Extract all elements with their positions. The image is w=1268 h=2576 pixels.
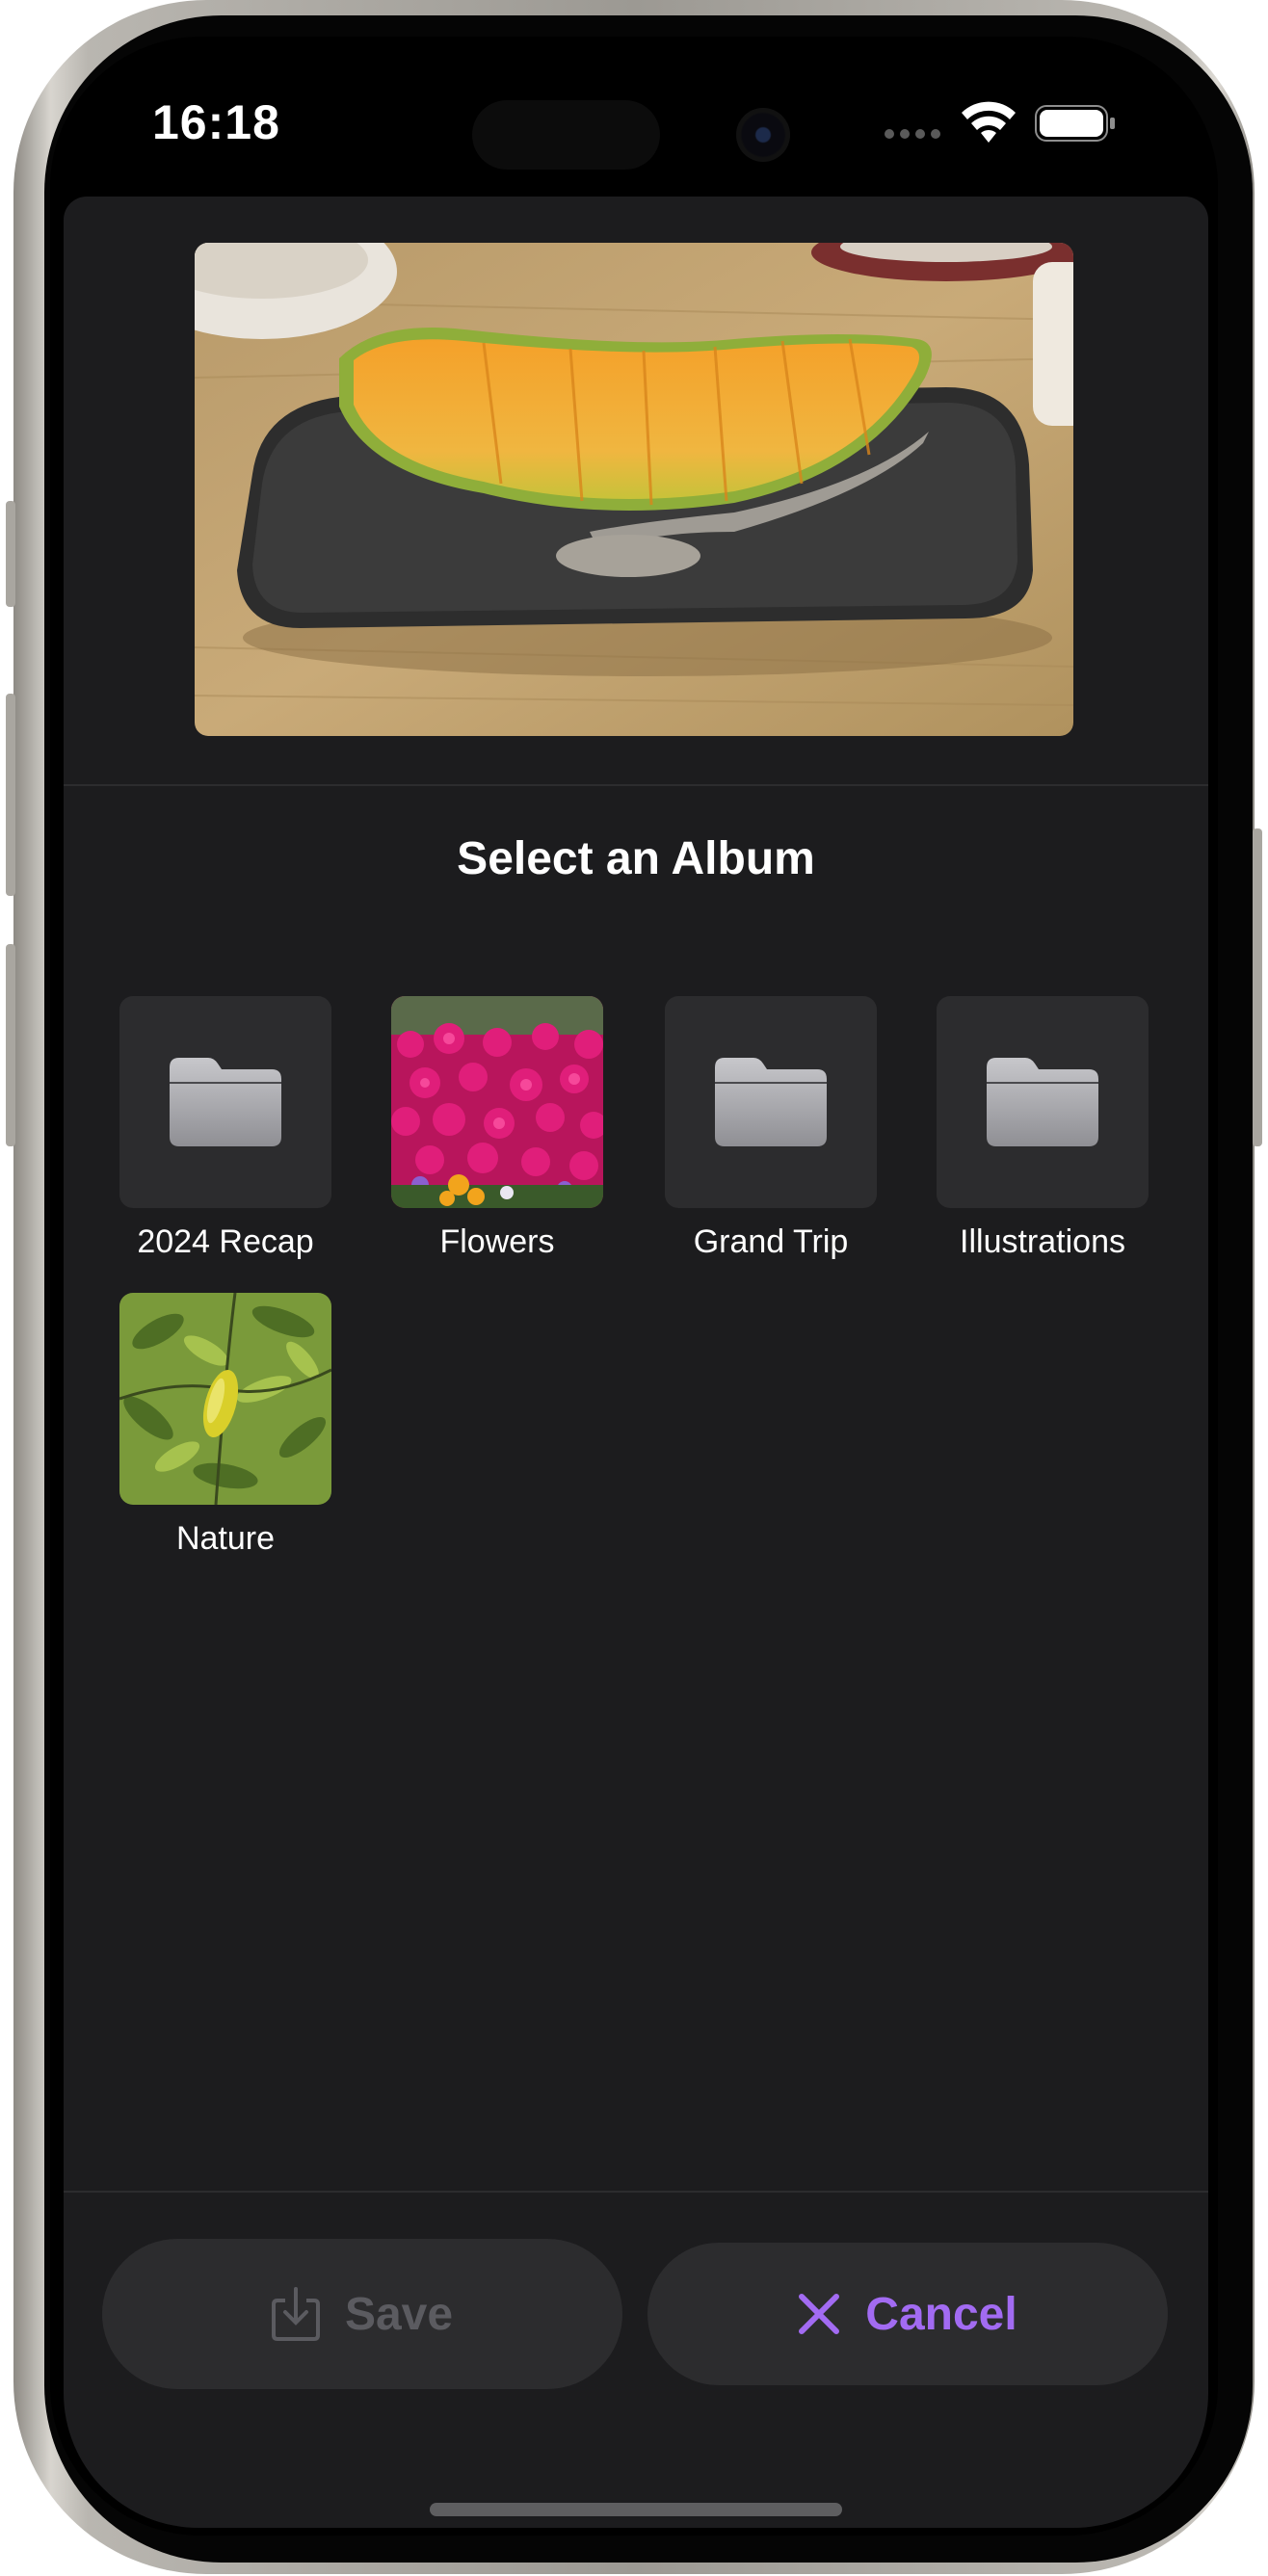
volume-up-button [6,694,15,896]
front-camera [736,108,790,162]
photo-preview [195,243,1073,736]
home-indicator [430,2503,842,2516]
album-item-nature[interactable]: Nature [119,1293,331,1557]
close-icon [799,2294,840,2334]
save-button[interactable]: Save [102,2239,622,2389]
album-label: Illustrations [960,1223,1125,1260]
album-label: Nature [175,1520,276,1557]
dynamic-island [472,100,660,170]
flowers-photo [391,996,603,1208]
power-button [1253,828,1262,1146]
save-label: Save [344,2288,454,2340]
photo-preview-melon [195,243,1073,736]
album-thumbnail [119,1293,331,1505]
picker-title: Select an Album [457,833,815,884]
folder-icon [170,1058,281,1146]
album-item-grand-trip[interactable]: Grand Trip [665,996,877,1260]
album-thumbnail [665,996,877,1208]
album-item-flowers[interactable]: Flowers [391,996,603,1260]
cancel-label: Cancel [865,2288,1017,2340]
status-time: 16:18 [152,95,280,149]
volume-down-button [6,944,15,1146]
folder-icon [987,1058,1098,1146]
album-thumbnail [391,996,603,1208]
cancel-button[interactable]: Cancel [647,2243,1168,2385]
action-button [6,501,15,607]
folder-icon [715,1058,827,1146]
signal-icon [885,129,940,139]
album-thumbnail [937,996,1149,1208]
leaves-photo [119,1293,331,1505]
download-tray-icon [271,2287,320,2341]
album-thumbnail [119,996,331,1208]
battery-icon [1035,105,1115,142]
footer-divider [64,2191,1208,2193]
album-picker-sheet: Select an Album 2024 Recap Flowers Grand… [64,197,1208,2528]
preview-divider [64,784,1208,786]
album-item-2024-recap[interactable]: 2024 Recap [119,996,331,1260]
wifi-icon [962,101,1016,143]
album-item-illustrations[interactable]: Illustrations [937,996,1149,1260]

○ ○ ○ ○ ○ ○ ○

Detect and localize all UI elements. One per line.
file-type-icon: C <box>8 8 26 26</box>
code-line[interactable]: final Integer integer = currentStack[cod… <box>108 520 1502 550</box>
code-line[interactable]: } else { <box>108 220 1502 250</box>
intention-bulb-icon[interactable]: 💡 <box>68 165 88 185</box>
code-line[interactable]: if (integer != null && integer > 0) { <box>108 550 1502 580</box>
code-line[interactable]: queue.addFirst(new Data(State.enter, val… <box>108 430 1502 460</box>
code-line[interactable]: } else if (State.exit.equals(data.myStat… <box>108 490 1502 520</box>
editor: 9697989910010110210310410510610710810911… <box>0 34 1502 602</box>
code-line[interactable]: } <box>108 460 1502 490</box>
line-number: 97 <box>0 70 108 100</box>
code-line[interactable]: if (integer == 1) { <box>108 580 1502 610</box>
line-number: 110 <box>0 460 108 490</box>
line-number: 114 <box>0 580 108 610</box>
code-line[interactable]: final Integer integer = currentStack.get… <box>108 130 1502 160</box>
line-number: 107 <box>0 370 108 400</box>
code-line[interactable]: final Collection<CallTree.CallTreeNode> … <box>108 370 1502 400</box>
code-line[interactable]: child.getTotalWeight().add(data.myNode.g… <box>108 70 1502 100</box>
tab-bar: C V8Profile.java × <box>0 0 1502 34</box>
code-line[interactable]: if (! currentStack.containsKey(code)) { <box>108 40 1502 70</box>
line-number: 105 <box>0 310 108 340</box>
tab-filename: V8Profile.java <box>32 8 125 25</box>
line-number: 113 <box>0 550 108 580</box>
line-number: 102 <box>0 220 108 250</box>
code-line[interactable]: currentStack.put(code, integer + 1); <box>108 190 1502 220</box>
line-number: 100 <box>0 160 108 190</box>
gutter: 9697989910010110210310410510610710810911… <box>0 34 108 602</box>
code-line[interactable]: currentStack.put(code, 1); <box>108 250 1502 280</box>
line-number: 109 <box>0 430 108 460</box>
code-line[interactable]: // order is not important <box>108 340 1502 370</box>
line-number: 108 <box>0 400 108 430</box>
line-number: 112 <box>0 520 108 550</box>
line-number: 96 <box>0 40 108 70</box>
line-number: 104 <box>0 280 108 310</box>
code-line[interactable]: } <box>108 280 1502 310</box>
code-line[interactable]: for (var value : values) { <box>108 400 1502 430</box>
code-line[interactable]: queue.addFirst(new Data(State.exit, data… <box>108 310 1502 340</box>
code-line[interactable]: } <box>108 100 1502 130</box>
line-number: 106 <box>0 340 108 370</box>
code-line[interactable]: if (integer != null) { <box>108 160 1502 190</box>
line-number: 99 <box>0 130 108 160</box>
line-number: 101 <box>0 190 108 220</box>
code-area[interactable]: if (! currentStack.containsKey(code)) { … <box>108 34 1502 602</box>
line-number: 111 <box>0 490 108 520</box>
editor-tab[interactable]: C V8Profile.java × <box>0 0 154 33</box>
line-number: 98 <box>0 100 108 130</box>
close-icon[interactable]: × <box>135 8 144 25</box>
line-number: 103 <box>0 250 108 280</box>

○ ○ ○ ○ ○ ○ ○

YOUR OBJECTIVE: Return every line of the items above that contains the string "photo", matching case.

RESULT BELOW:
photo-preview [195,243,1073,736]
flowers-photo [391,996,603,1208]
photo-preview-melon [195,243,1073,736]
leaves-photo [119,1293,331,1505]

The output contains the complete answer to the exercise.